== Exercise brief ==
Locate the string "going" throughout the material and copy every line in which it occurs.

# # # # #

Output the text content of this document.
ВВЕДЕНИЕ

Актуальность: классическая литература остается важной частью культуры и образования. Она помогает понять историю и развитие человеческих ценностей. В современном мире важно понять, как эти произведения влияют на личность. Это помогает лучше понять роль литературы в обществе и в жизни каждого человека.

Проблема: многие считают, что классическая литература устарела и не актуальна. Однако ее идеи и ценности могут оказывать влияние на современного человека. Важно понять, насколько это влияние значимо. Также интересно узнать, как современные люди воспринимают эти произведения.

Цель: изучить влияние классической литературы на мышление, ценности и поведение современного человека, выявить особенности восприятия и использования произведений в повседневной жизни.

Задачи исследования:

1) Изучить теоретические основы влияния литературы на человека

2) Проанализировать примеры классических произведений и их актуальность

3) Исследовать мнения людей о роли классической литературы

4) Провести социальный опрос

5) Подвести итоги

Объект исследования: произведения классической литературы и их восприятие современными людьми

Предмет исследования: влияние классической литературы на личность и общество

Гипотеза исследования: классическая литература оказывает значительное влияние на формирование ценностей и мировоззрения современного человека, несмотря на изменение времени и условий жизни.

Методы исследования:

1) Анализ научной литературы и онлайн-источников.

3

# # # # #

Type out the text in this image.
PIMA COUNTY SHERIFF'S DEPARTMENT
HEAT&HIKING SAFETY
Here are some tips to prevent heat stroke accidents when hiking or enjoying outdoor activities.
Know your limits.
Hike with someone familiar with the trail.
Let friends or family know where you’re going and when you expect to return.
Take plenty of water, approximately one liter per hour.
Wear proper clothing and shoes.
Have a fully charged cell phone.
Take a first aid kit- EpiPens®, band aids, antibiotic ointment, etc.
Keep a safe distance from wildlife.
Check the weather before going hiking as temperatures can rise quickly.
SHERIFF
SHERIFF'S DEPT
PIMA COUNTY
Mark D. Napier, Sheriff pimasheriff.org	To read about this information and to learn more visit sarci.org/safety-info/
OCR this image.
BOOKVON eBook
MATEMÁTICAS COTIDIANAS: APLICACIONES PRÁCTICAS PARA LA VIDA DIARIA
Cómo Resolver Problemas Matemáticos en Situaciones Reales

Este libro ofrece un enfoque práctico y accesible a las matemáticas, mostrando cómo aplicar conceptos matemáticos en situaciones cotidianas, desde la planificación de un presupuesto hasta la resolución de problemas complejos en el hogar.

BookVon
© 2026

# # # # #

== Response to this task ==
Let friends or family know where you’re going and when you expect to return.
Check the weather before going hiking as temperatures can rise quickly.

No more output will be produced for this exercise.